Lines that contain "name" are to be counted; give only their number.
━━━━━━━━━━━━━━━━
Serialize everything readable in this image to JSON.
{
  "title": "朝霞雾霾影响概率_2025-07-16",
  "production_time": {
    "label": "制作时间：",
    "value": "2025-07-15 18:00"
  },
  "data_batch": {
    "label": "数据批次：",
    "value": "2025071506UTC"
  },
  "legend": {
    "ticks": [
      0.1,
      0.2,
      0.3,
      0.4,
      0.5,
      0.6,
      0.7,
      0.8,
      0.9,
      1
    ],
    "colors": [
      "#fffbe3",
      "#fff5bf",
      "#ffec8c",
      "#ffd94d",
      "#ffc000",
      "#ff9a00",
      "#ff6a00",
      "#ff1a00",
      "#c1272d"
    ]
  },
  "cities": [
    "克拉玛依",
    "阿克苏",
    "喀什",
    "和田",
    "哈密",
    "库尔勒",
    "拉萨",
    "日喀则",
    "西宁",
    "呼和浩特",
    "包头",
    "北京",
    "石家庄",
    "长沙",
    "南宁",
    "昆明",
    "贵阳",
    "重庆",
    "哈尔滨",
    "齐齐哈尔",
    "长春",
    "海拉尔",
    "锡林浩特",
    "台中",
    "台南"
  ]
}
━━━━━━━━━━━━━━━━
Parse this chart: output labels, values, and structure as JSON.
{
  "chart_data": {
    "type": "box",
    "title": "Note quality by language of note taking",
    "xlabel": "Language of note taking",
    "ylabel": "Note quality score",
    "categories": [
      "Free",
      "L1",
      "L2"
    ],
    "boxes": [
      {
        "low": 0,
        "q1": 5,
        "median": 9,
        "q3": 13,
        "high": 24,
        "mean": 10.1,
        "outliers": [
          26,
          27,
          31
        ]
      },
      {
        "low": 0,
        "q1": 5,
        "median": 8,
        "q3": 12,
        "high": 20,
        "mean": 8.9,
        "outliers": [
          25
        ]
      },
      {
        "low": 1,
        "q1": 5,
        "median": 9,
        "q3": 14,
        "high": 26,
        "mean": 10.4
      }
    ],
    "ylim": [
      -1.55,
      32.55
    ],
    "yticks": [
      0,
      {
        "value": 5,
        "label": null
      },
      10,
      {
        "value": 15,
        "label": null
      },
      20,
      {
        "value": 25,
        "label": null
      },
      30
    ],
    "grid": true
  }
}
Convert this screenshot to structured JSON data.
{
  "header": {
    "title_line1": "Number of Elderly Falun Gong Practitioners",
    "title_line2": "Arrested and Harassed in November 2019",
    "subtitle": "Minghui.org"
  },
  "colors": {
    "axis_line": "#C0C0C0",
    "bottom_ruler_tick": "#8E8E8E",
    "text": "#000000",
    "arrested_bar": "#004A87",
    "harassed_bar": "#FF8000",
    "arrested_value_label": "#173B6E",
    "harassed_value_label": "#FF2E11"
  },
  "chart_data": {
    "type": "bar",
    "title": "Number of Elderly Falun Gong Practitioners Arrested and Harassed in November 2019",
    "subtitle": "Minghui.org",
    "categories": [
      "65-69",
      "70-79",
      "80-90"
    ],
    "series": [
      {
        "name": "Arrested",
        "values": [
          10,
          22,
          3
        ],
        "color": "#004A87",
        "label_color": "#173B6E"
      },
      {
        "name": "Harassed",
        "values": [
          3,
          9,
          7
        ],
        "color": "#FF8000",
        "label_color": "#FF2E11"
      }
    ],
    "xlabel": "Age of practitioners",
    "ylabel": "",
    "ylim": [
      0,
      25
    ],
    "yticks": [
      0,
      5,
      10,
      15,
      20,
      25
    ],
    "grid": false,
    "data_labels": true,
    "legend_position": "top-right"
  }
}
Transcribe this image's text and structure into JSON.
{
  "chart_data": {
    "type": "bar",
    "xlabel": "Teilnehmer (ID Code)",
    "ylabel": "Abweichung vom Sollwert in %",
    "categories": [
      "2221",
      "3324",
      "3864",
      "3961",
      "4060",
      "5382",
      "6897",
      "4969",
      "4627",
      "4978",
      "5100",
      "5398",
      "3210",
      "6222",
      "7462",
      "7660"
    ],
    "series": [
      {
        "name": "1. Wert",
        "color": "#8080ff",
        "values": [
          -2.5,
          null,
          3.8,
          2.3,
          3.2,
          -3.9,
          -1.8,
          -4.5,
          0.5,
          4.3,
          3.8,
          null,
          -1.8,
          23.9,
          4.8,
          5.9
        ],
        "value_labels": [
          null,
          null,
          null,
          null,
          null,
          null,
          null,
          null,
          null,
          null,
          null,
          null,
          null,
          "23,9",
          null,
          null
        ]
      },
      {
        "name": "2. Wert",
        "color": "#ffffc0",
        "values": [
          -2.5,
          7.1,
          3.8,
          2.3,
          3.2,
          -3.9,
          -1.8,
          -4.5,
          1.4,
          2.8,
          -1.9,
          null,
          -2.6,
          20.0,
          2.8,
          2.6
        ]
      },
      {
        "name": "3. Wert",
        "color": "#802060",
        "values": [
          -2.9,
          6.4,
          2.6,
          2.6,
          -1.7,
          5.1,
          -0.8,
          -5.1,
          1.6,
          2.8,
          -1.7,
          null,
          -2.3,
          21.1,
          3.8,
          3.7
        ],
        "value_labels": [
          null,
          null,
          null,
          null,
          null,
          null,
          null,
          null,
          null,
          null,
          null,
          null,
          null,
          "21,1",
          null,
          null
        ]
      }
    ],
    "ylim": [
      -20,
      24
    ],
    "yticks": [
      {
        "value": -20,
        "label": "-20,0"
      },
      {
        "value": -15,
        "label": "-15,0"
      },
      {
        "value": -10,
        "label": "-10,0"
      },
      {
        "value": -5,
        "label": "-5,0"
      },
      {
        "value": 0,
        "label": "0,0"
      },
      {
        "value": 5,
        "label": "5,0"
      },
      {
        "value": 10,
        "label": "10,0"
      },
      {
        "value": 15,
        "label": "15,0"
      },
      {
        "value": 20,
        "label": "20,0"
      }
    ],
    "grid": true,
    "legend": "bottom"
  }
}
━━━━━━━━━━━━━━━━
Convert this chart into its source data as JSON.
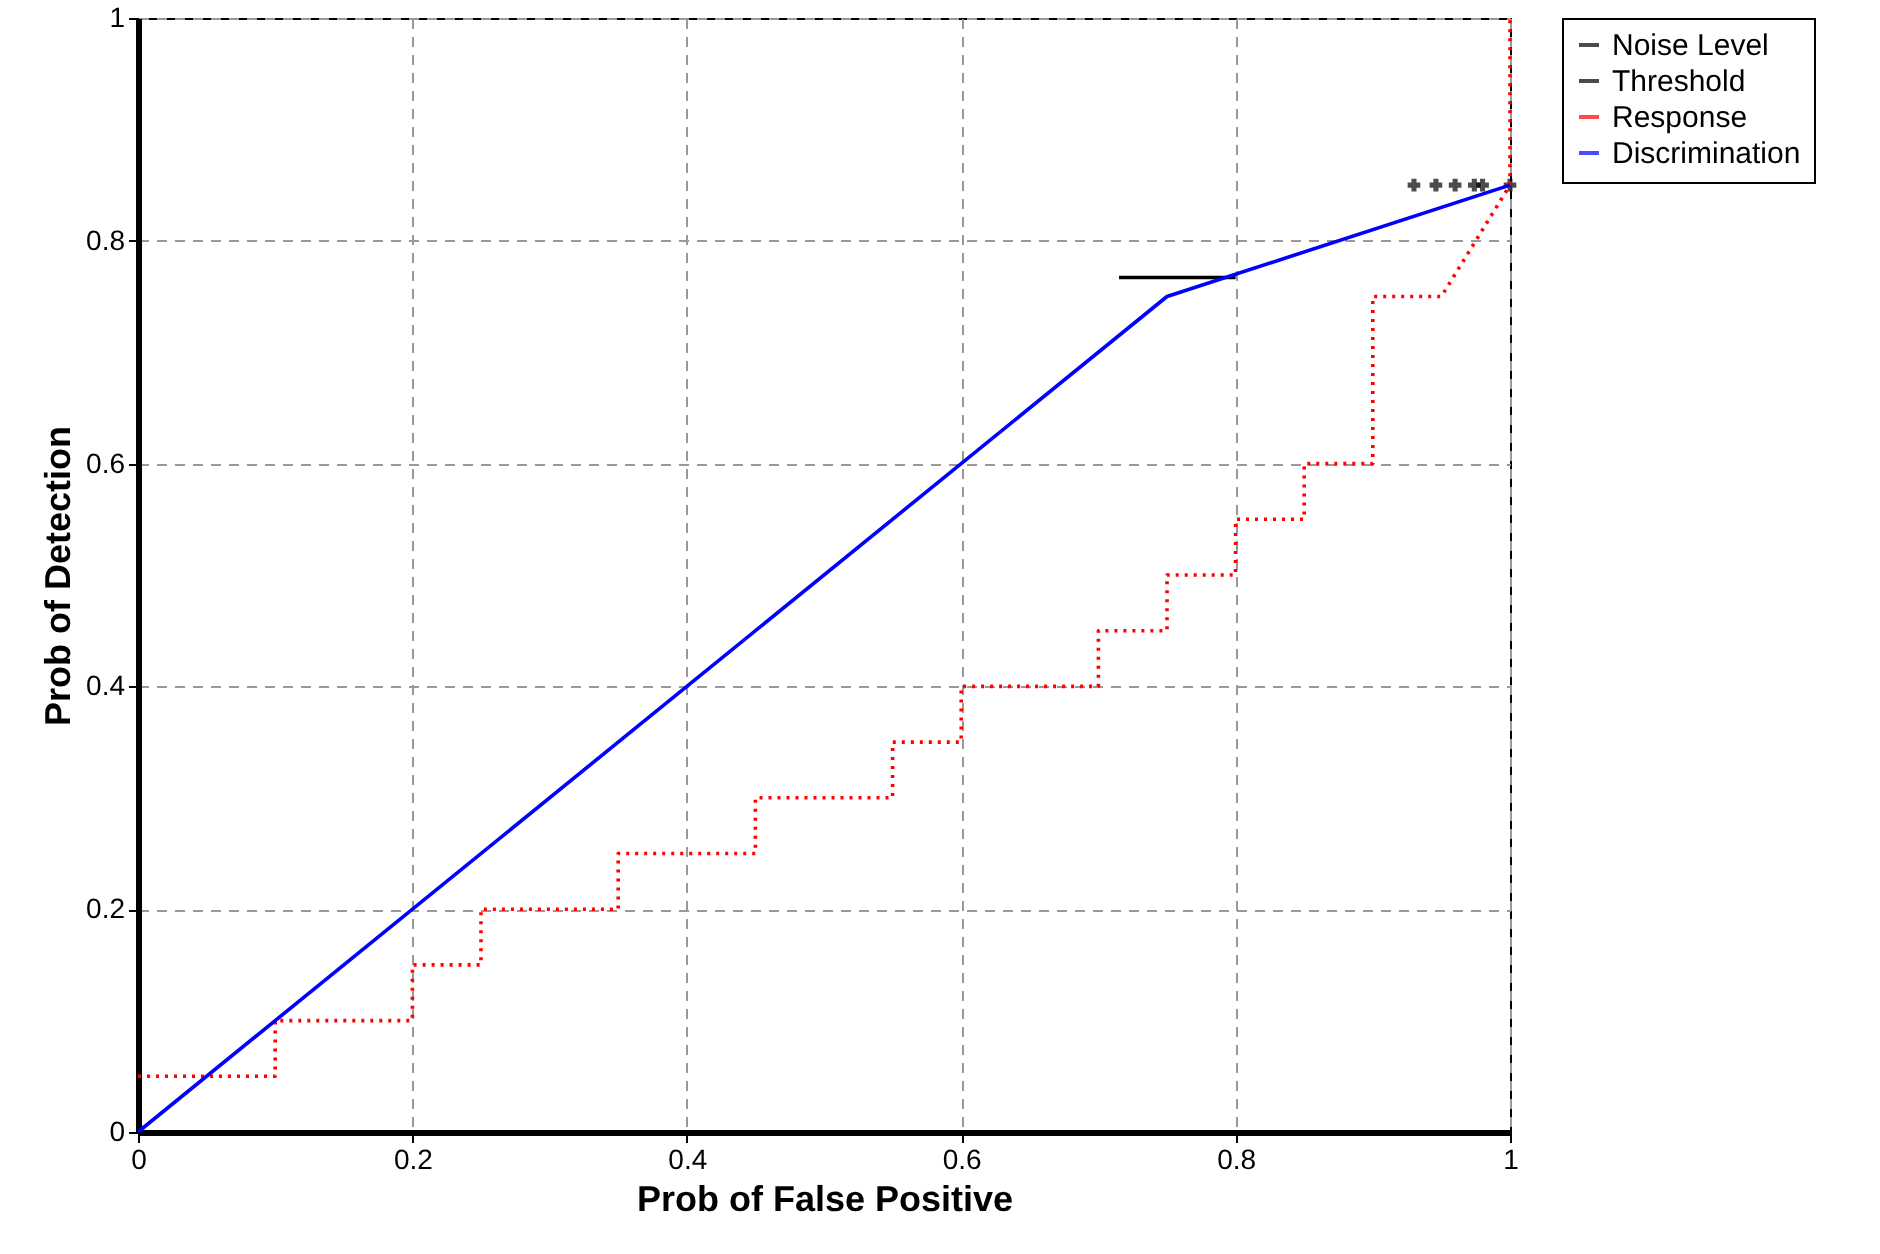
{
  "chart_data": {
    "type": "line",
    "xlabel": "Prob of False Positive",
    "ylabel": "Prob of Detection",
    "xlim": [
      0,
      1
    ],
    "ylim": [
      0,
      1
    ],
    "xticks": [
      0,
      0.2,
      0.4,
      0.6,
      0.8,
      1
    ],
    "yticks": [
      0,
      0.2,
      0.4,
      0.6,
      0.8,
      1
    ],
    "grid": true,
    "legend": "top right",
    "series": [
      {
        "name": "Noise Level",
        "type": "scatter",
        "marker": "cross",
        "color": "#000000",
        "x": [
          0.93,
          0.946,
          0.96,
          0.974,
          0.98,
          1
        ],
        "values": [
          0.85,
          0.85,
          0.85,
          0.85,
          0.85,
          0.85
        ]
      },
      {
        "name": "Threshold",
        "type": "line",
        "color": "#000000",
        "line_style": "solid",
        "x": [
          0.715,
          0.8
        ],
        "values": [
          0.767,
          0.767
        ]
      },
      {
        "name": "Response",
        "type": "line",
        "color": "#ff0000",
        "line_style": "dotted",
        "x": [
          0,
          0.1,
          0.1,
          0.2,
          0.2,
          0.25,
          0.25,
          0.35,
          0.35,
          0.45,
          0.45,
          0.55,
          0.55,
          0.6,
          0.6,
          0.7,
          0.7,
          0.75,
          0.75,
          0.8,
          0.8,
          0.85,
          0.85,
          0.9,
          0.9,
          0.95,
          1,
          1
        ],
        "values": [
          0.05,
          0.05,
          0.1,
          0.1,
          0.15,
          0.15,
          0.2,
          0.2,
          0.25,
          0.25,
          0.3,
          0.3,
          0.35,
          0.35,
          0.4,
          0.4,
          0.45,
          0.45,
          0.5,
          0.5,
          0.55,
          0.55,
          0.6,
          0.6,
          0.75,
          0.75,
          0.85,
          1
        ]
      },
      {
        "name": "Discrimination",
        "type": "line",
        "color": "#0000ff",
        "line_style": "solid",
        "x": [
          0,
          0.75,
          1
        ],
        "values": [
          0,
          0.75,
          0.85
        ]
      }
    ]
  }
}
━━━━━━━━━━━━━━━━
**Task result:** 9